Entries taken from a collection:

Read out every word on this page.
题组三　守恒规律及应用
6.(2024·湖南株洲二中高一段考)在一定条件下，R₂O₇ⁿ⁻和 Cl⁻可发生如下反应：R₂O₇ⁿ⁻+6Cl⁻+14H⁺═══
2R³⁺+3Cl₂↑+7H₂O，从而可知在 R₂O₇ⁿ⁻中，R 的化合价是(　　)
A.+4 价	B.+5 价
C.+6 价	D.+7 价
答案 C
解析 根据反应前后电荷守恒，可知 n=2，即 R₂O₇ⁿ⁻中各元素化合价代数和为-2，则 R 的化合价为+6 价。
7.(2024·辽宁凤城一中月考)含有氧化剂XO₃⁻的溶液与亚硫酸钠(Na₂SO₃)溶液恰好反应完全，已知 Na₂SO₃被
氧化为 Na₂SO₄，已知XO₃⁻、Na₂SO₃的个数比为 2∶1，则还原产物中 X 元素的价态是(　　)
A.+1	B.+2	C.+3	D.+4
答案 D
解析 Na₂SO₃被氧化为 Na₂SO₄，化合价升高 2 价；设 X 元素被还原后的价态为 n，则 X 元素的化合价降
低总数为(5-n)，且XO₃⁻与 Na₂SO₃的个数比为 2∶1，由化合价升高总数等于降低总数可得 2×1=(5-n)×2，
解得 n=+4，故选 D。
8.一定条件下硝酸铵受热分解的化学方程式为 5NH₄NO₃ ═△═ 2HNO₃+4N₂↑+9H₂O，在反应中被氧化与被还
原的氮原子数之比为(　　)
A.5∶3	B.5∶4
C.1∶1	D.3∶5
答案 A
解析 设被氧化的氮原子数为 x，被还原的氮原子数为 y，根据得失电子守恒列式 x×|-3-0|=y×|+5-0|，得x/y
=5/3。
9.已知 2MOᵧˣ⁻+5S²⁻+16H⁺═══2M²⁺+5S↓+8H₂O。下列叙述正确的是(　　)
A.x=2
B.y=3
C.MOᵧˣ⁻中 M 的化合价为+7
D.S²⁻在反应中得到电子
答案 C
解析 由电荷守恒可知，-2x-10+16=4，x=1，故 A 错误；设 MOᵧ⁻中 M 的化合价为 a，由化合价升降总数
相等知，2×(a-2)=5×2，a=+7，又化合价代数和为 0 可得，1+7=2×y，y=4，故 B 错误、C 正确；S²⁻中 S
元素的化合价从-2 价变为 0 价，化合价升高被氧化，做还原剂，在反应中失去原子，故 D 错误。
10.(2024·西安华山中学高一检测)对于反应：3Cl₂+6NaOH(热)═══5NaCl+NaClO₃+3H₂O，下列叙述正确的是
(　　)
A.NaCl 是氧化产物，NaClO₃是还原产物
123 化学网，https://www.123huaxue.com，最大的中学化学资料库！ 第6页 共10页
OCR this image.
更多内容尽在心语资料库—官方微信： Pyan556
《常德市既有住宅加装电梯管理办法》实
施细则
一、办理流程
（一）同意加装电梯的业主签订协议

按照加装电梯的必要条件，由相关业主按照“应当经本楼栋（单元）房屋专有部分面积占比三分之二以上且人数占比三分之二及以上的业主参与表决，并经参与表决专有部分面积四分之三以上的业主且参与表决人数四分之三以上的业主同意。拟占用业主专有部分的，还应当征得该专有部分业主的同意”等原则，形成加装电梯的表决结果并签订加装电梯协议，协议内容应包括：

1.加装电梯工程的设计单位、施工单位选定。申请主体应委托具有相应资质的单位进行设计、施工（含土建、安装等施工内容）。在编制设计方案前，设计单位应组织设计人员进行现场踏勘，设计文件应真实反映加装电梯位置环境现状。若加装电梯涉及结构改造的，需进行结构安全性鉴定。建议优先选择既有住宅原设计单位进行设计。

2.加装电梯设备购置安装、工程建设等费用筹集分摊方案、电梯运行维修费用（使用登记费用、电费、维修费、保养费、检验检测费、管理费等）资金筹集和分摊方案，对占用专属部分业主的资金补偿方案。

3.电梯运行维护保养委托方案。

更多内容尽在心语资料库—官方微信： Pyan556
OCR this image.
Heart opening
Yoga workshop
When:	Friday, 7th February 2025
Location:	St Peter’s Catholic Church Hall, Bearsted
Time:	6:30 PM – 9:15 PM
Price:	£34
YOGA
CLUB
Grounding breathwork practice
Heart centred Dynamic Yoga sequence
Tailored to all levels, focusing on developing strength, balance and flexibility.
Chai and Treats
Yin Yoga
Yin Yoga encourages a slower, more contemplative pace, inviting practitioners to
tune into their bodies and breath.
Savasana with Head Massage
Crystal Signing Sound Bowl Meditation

Exercise objective: Search the data for "R₂O₇ⁿ". Copy every line that has it.

The response:
6.(2024·湖南株洲二中高一段考)在一定条件下，R₂O₇ⁿ⁻和 Cl⁻可发生如下反应：R₂O₇ⁿ⁻+6Cl⁻+14H⁺═══
2R³⁺+3Cl₂↑+7H₂O，从而可知在 R₂O₇ⁿ⁻中，R 的化合价是(　　)
解析 根据反应前后电荷守恒，可知 n=2，即 R₂O₇ⁿ⁻中各元素化合价代数和为-2，则 R 的化合价为+6 价。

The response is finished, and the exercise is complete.